Data records
begin
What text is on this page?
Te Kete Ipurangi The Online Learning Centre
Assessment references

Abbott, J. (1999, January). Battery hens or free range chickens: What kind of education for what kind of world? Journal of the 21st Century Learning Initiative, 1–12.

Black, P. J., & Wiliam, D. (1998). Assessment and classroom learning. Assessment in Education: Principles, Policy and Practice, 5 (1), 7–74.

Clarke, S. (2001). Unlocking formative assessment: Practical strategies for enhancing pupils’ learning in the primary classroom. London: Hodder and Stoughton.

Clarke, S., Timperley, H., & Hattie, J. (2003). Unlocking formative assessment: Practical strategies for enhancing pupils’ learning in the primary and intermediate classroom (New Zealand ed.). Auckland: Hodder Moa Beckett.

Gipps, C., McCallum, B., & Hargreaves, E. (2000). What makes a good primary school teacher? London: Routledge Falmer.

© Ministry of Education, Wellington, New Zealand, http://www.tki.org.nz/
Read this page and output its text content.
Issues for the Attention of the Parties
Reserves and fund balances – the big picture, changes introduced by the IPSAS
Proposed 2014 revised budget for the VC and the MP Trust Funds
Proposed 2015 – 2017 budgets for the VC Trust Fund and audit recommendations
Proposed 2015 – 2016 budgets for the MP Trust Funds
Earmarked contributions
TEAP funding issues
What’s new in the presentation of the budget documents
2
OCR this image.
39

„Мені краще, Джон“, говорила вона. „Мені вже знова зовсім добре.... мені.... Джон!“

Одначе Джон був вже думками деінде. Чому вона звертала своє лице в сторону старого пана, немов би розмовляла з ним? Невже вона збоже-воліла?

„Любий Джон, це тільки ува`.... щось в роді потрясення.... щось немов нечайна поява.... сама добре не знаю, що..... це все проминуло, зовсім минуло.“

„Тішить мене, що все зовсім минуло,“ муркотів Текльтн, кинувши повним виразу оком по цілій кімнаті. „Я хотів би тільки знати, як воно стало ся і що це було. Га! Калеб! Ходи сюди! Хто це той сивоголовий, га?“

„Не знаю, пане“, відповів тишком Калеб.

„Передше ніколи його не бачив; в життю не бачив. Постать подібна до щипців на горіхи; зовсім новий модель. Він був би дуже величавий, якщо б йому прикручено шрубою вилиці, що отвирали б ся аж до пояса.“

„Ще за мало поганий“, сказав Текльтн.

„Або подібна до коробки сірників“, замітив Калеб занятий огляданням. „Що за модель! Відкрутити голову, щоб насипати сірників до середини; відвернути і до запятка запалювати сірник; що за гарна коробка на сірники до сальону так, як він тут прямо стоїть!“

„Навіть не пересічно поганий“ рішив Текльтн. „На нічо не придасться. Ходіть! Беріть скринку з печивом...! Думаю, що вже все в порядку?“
end
#### YOUR INSTRUCTIONS:
Collect, from the material above, every line containing the word "немов".

#### PROBLEM SOLUTION:
Одначе Джон був вже думками деінде. Чому вона звертала своє лице в сторону старого пана, немов би розмовляла з ним? Невже вона збоже-воліла?
„Любий Джон, це тільки ува`.... щось в роді потрясення.... щось немов нечайна поява.... сама добре не знаю, що..... це все проминуло, зовсім минуло.“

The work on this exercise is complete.